**SET TASK:** Wherever the word "training" appears in a line, extract that line.

**DATASET CONTENT:**
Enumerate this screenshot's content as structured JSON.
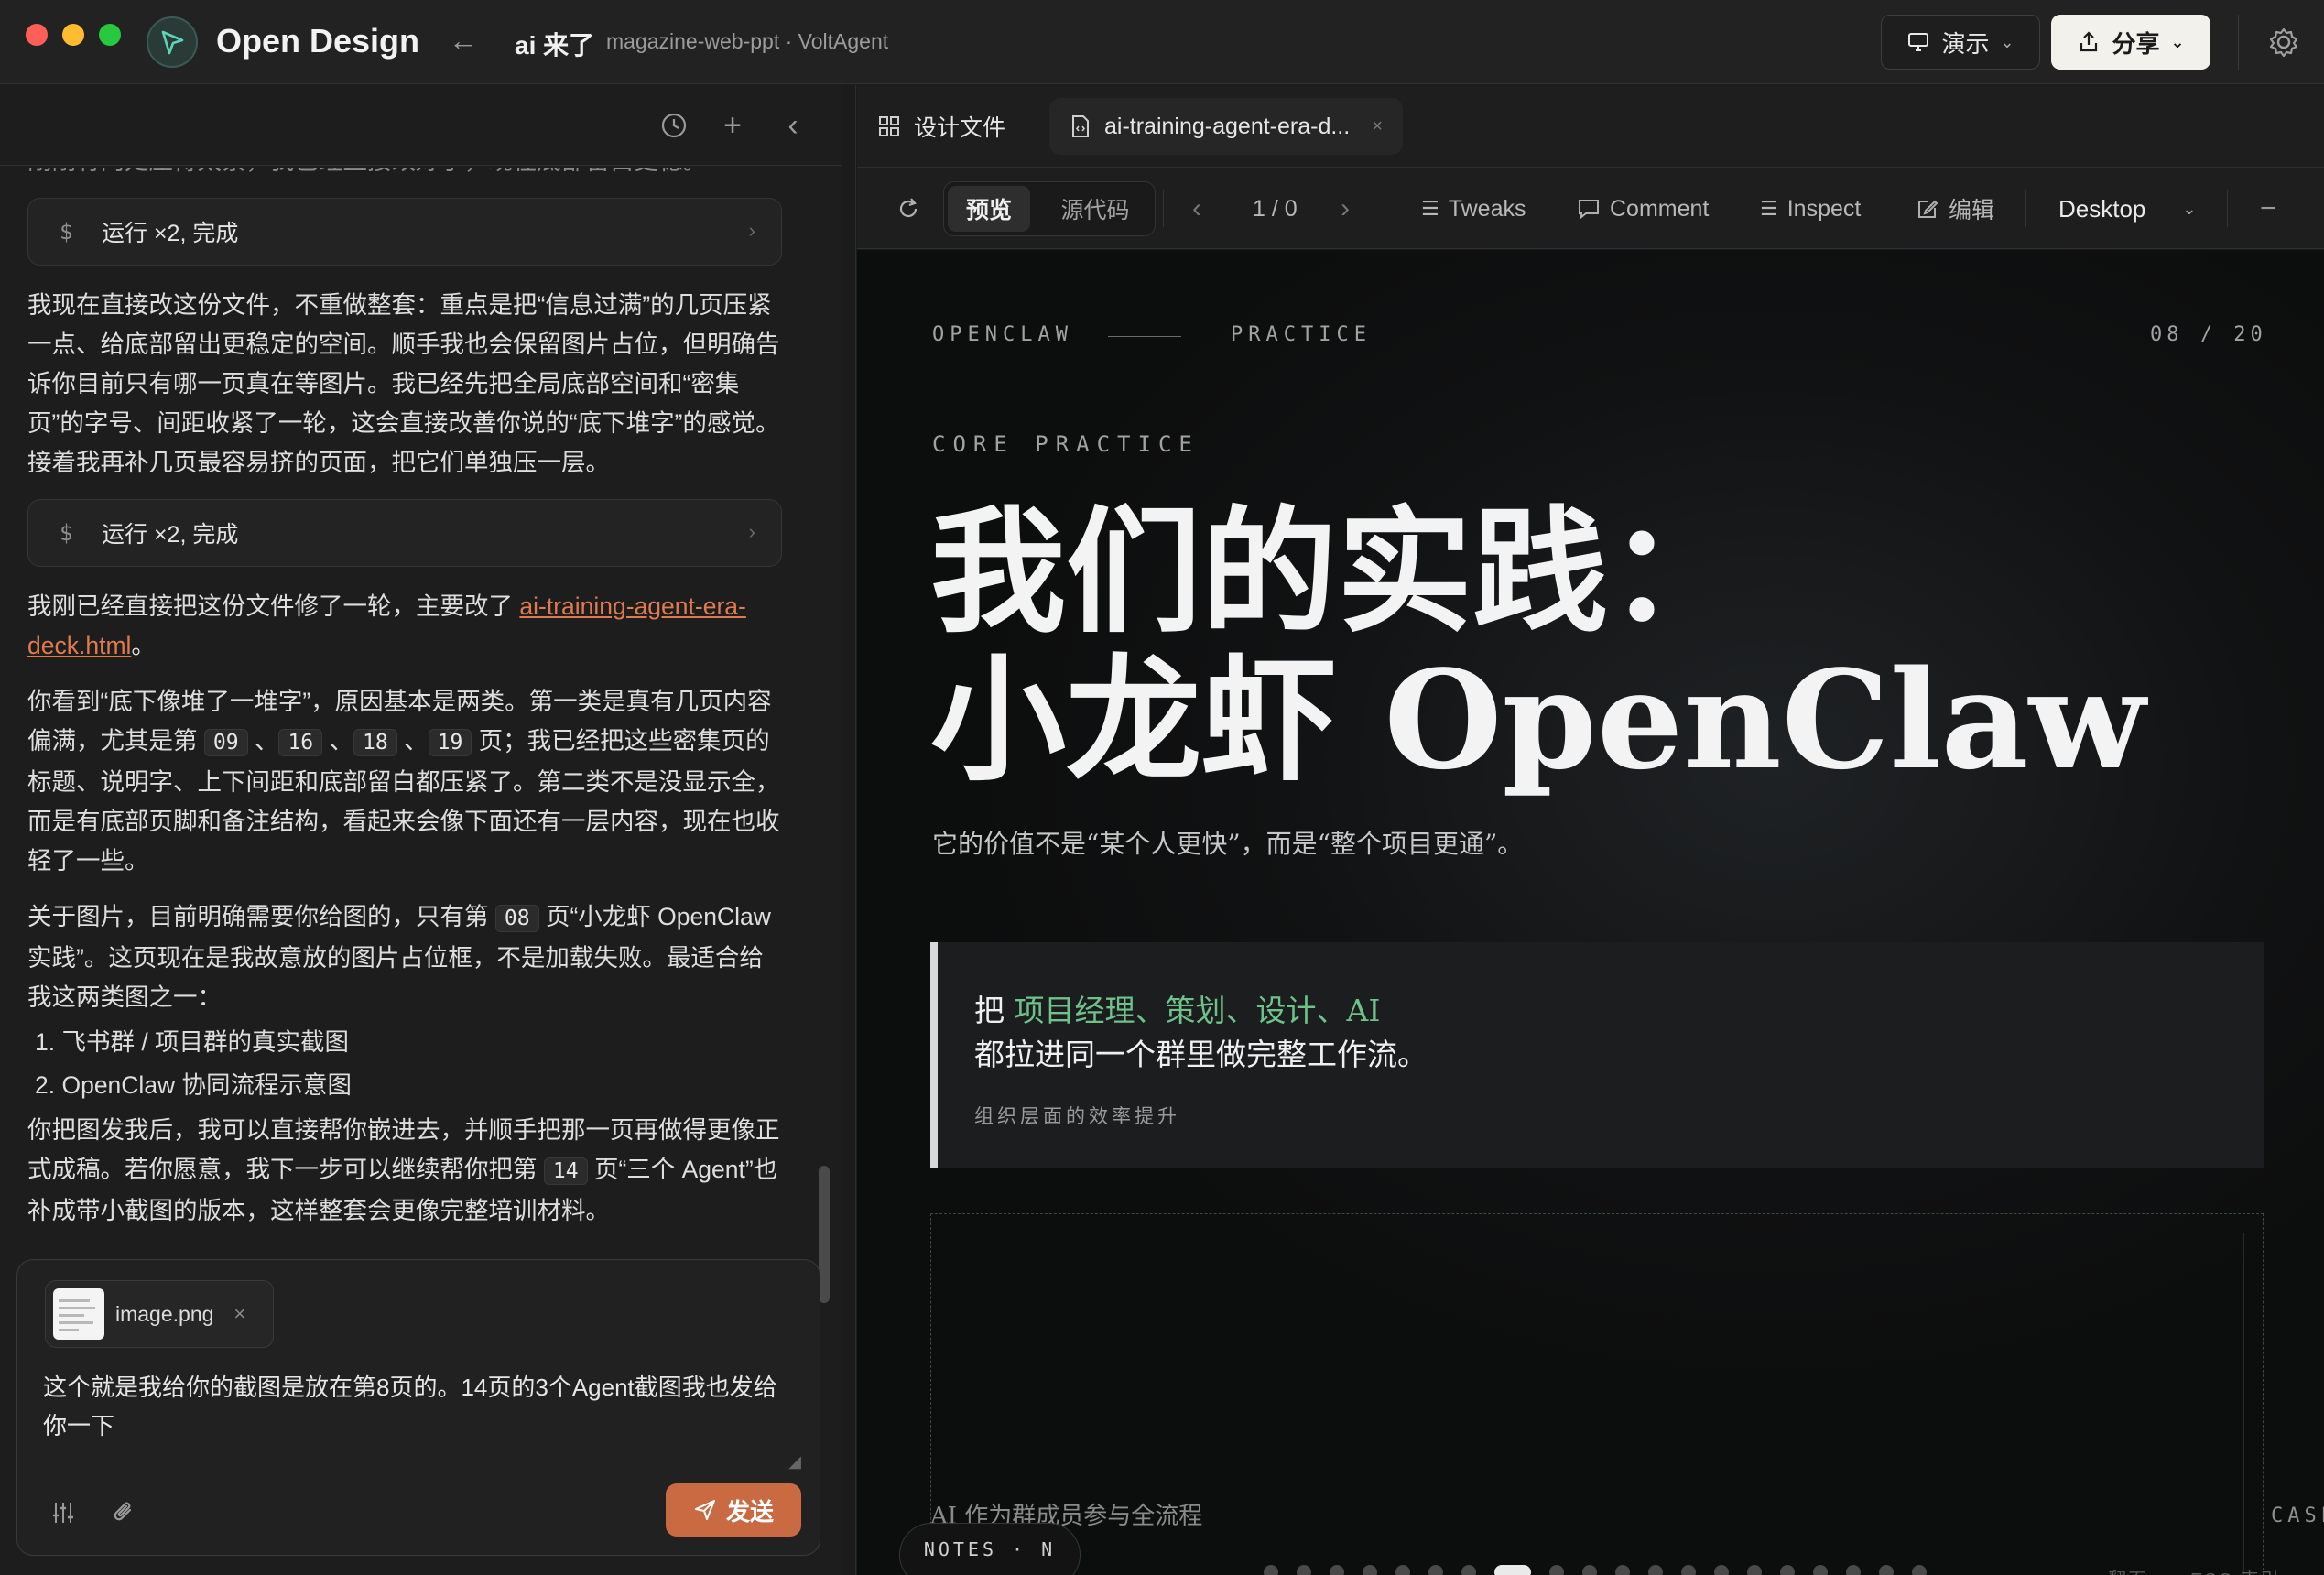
{
  "window": {
    "app_name": "Open Design",
    "project_name": "ai 来了",
    "project_sub": "magazine-web-ppt · VoltAgent",
    "present_label": "演示",
    "share_label": "分享"
  },
  "chat": {
    "cut_line": "刚刚有两处压得太紧，我已经直接改好了，现在底部留白更稳。",
    "tool_run_label": "运行 ×2, 完成",
    "msg1": "我现在直接改这份文件，不重做整套：重点是把“信息过满”的几页压紧一点、给底部留出更稳定的空间。顺手我也会保留图片占位，但明确告诉你目前只有哪一页真在等图片。我已经先把全局底部空间和“密集页”的字号、间距收紧了一轮，这会直接改善你说的“底下堆字”的感觉。接着我再补几页最容易挤的页面，把它们单独压一层。",
    "msg2_prefix": "我刚已经直接把这份文件修了一轮，主要改了 ",
    "msg2_link": "ai-training-agent-era-deck.html",
    "msg2_suffix": "。",
    "msg3_a": "你看到“底下像堆了一堆字”，原因基本是两类。第一类是真有几页内容偏满，尤其是第 ",
    "msg3_p1": "09",
    "msg3_sep1": " 、",
    "msg3_p2": "16",
    "msg3_sep2": " 、",
    "msg3_p3": "18",
    "msg3_sep3": " 、",
    "msg3_p4": "19",
    "msg3_b": " 页；我已经把这些密集页的标题、说明字、上下间距和底部留白都压紧了。第二类不是没显示全，而是有底部页脚和备注结构，看起来会像下面还有一层内容，现在也收轻了一些。",
    "msg4_a": "关于图片，目前明确需要你给图的，只有第 ",
    "msg4_page": "08",
    "msg4_b": " 页“小龙虾 OpenClaw 实践”。这页现在是我故意放的图片占位框，不是加载失败。最适合给我这两类图之一：",
    "list": [
      "1. 飞书群 / 项目群的真实截图",
      "2. OpenClaw 协同流程示意图"
    ],
    "msg5_a": "你把图发我后，我可以直接帮你嵌进去，并顺手把那一页再做得更像正式成稿。若你愿意，我下一步可以继续帮你把第 ",
    "msg5_page": "14",
    "msg5_b": " 页“三个 Agent”也补成带小截图的版本，这样整套会更像完整培训材料。"
  },
  "composer": {
    "attachment_name": "image.png",
    "text": "这个就是我给你的截图是放在第8页的。14页的3个Agent截图我也发给你一下",
    "send_label": "发送"
  },
  "tabs": {
    "design_files": "设计文件",
    "file_tab": "ai-training-agent-era-d..."
  },
  "preview_toolbar": {
    "preview": "预览",
    "source": "源代码",
    "page_counter": "1 / 0",
    "tweaks": "Tweaks",
    "comment": "Comment",
    "inspect": "Inspect",
    "edit": "编辑",
    "device": "Desktop"
  },
  "slide": {
    "kicker_left": "OPENCLAW",
    "kicker_right": "PRACTICE",
    "page_index": "08 / 20",
    "eyebrow": "CORE PRACTICE",
    "title_line1": "我们的实践：",
    "title_line2": "小龙虾 OpenClaw",
    "subtitle": "它的价值不是“某个人更快”，而是“整个项目更通”。",
    "callout_prefix": "把 ",
    "callout_highlight": "项目经理、策划、设计、AI",
    "callout_line2": "都拉进同一个群里做完整工作流。",
    "callout_note": "组织层面的效率提升",
    "image_caption": "AI 作为群成员参与全流程",
    "case_label": "CASE",
    "notes_label": "NOTES · N",
    "hint_left": "翻页",
    "hint_right": "ESC 索引"
  },
  "colors": {
    "accent": "#c96a43",
    "highlight_green": "#6fc28a",
    "link": "#e07a4f"
  }
}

**FULL RESPONSE:**
    "msg2_link": "ai-training-agent-era-deck.html",
    "file_tab": "ai-training-agent-era-d..."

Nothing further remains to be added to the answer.